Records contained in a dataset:
** Begin **

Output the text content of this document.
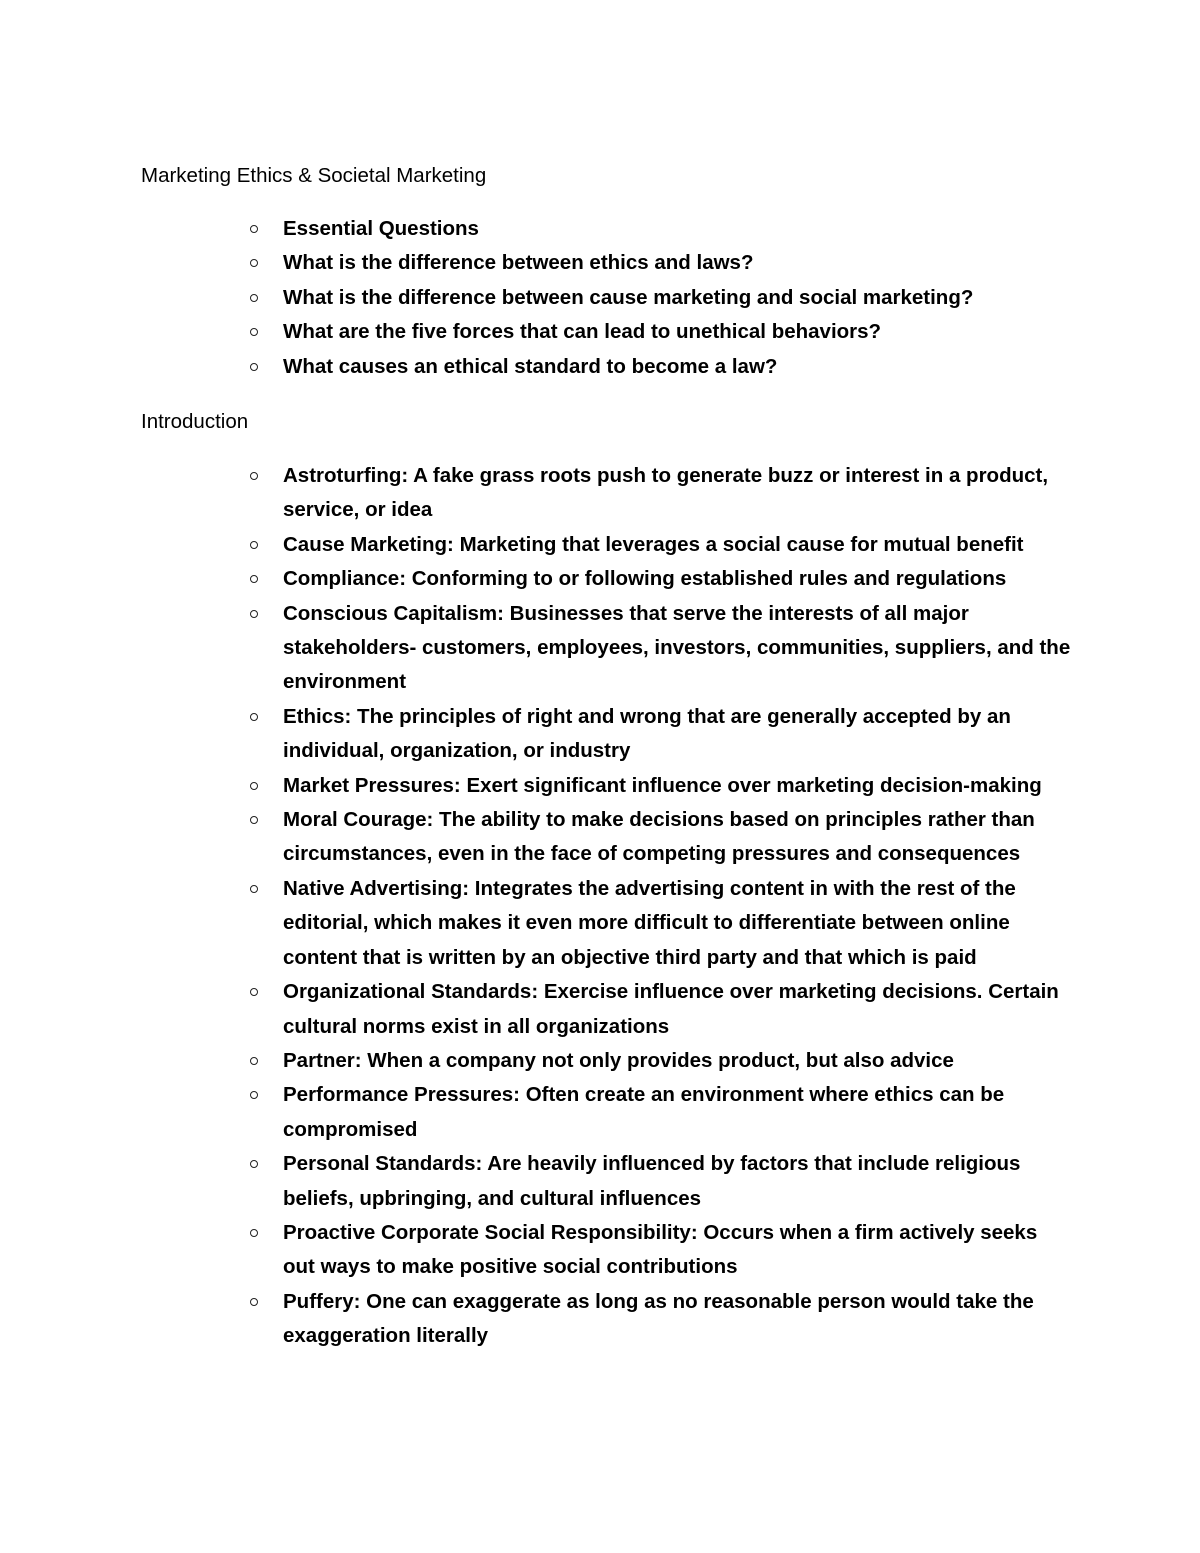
Marketing Ethics & Societal Marketing
Essential Questions
What is the difference between ethics and laws?
What is the difference between cause marketing and social marketing?
What are the five forces that can lead to unethical behaviors?
What causes an ethical standard to become a law?
Introduction
Astroturfing: A fake grass roots push to generate buzz or interest in a product, service, or idea
Cause Marketing: Marketing that leverages a social cause for mutual benefit
Compliance: Conforming to or following established rules and regulations
Conscious Capitalism: Businesses that serve the interests of all major stakeholders- customers, employees, investors, communities, suppliers, and the environment
Ethics: The principles of right and wrong that are generally accepted by an individual, organization, or industry
Market Pressures: Exert significant influence over marketing decision-making
Moral Courage: The ability to make decisions based on principles rather than circumstances, even in the face of competing pressures and consequences
Native Advertising: Integrates the advertising content in with the rest of the editorial, which makes it even more difficult to differentiate between online content that is written by an objective third party and that which is paid
Organizational Standards: Exercise influence over marketing decisions. Certain cultural norms exist in all organizations
Partner: When a company not only provides product, but also advice
Performance Pressures: Often create an environment where ethics can be compromised
Personal Standards: Are heavily influenced by factors that include religious beliefs, upbringing, and cultural influences
Proactive Corporate Social Responsibility: Occurs when a firm actively seeks out ways to make positive social contributions
Puffery: One can exaggerate as long as no reasonable person would take the exaggeration literally
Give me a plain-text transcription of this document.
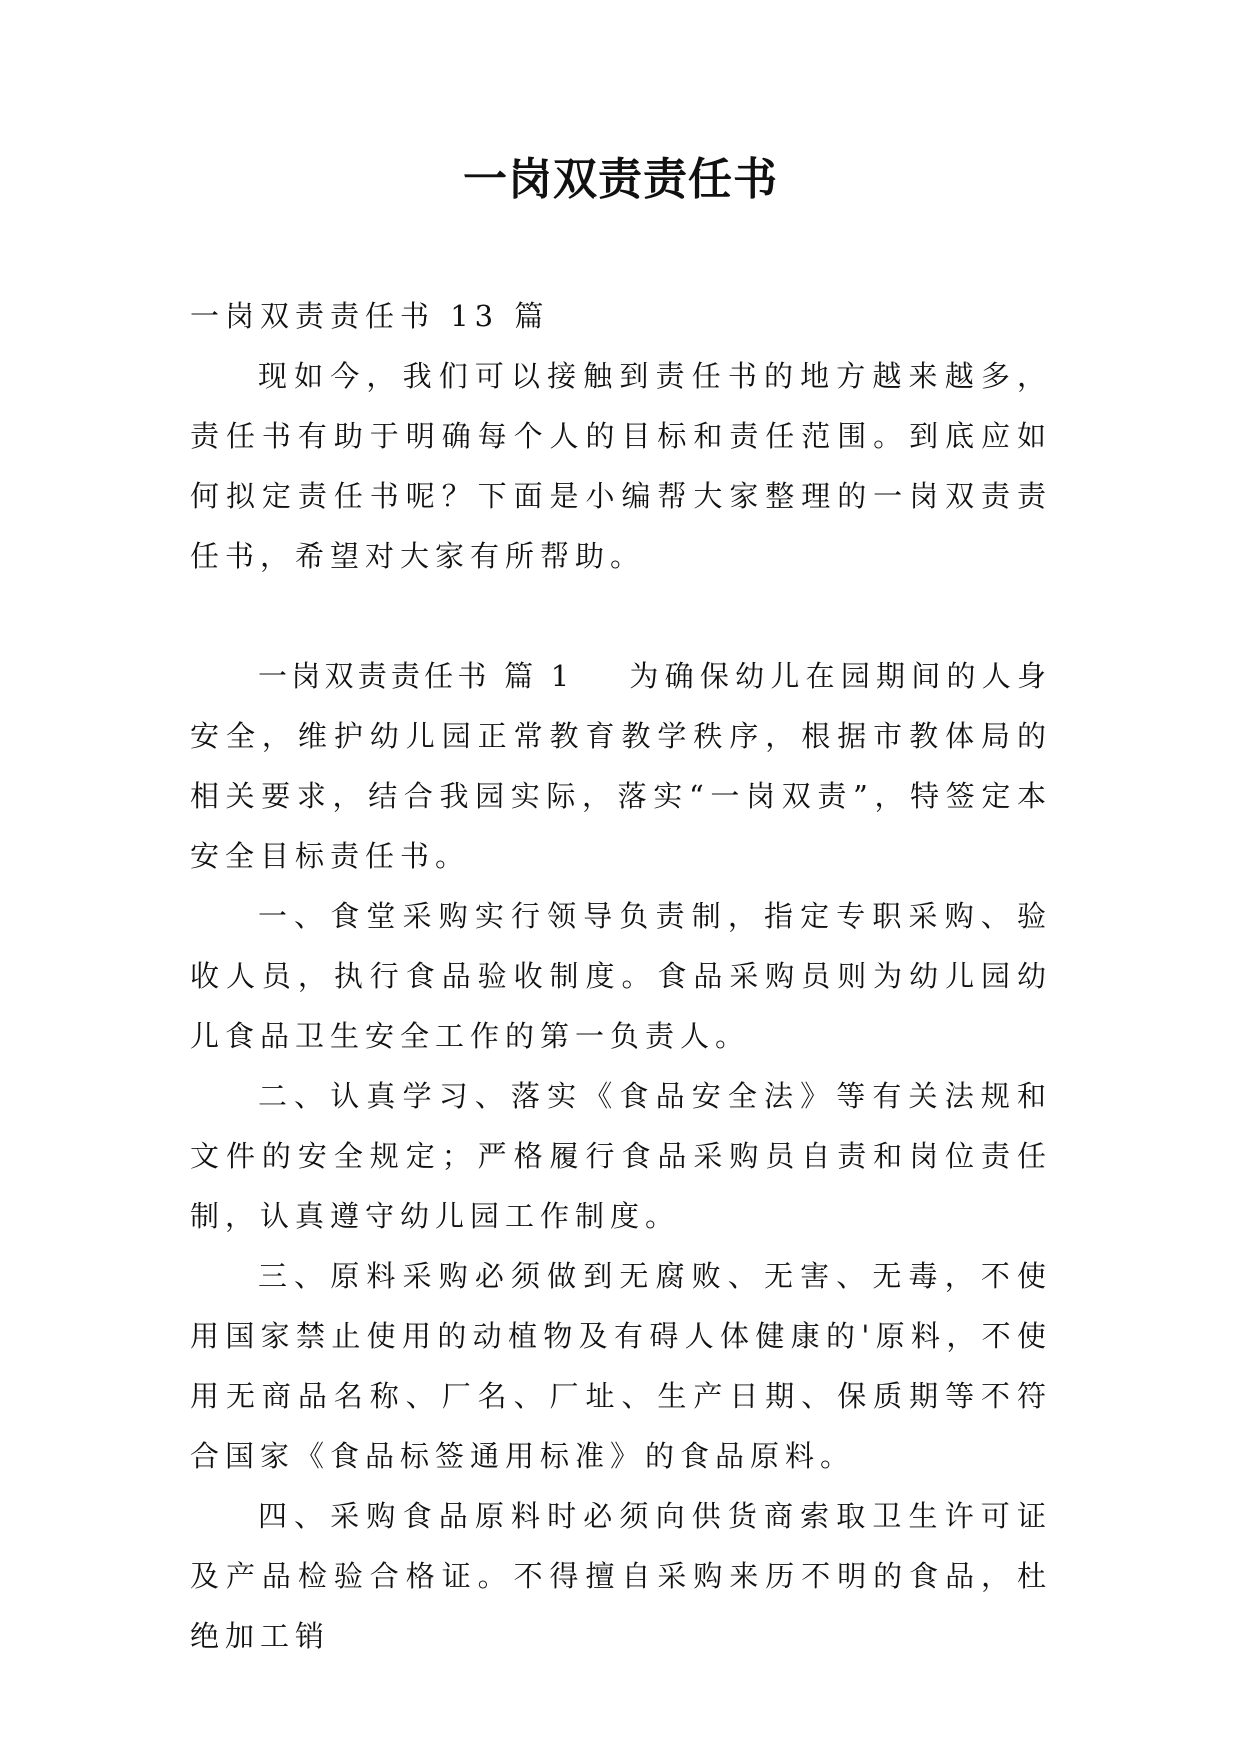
一岗双责责任书

一岗双责责任书 13 篇

现如今，我们可以接触到责任书的地方越来越多，责任书有助于明确每个人的目标和责任范围。到底应如何拟定责任书呢？下面是小编帮大家整理的一岗双责责任书，希望对大家有所帮助。

一岗双责责任书 篇 1 为确保幼儿在园期间的人身安全，维护幼儿园正常教育教学秩序，根据市教体局的相关要求，结合我园实际，落实“一岗双责”，特签定本安全目标责任书。

一、食堂采购实行领导负责制，指定专职采购、验收人员，执行食品验收制度。食品采购员则为幼儿园幼儿食品卫生安全工作的第一负责人。

二、认真学习、落实《食品安全法》等有关法规和文件的安全规定；严格履行食品采购员自责和岗位责任制，认真遵守幼儿园工作制度。

三、原料采购必须做到无腐败、无害、无毒，不使用国家禁止使用的动植物及有碍人体健康的'原料，不使用无商品名称、厂名、厂址、生产日期、保质期等不符合国家《食品标签通用标准》的食品原料。

四、采购食品原料时必须向供货商索取卫生许可证及产品检验合格证。不得擅自采购来历不明的食品，杜绝加工销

** End **

_STATED EXERCISE_:
Your copy of the data above should match it exactly, except that pictures are left out.

_THE RESULT_:
Output the text content of this document.
Marketing Ethics & Societal Marketing
Essential Questions
What is the difference between ethics and laws?
What is the difference between cause marketing and social marketing?
What are the five forces that can lead to unethical behaviors?
What causes an ethical standard to become a law?
Introduction
Astroturfing: A fake grass roots push to generate buzz or interest in a product, service, or idea
Cause Marketing: Marketing that leverages a social cause for mutual benefit
Compliance: Conforming to or following established rules and regulations
Conscious Capitalism: Businesses that serve the interests of all major stakeholders- customers, employees, investors, communities, suppliers, and the environment
Ethics: The principles of right and wrong that are generally accepted by an individual, organization, or industry
Market Pressures: Exert significant influence over marketing decision-making
Moral Courage: The ability to make decisions based on principles rather than circumstances, even in the face of competing pressures and consequences
Native Advertising: Integrates the advertising content in with the rest of the editorial, which makes it even more difficult to differentiate between online content that is written by an objective third party and that which is paid
Organizational Standards: Exercise influence over marketing decisions. Certain cultural norms exist in all organizations
Partner: When a company not only provides product, but also advice
Performance Pressures: Often create an environment where ethics can be compromised
Personal Standards: Are heavily influenced by factors that include religious beliefs, upbringing, and cultural influences
Proactive Corporate Social Responsibility: Occurs when a firm actively seeks out ways to make positive social contributions
Puffery: One can exaggerate as long as no reasonable person would take the exaggeration literally
Give me a plain-text transcription of this document.
一岗双责责任书

一岗双责责任书 13 篇

现如今，我们可以接触到责任书的地方越来越多，责任书有助于明确每个人的目标和责任范围。到底应如何拟定责任书呢？下面是小编帮大家整理的一岗双责责任书，希望对大家有所帮助。

一岗双责责任书 篇 1 为确保幼儿在园期间的人身安全，维护幼儿园正常教育教学秩序，根据市教体局的相关要求，结合我园实际，落实“一岗双责”，特签定本安全目标责任书。

一、食堂采购实行领导负责制，指定专职采购、验收人员，执行食品验收制度。食品采购员则为幼儿园幼儿食品卫生安全工作的第一负责人。

二、认真学习、落实《食品安全法》等有关法规和文件的安全规定；严格履行食品采购员自责和岗位责任制，认真遵守幼儿园工作制度。

三、原料采购必须做到无腐败、无害、无毒，不使用国家禁止使用的动植物及有碍人体健康的'原料，不使用无商品名称、厂名、厂址、生产日期、保质期等不符合国家《食品标签通用标准》的食品原料。

四、采购食品原料时必须向供货商索取卫生许可证及产品检验合格证。不得擅自采购来历不明的食品，杜绝加工销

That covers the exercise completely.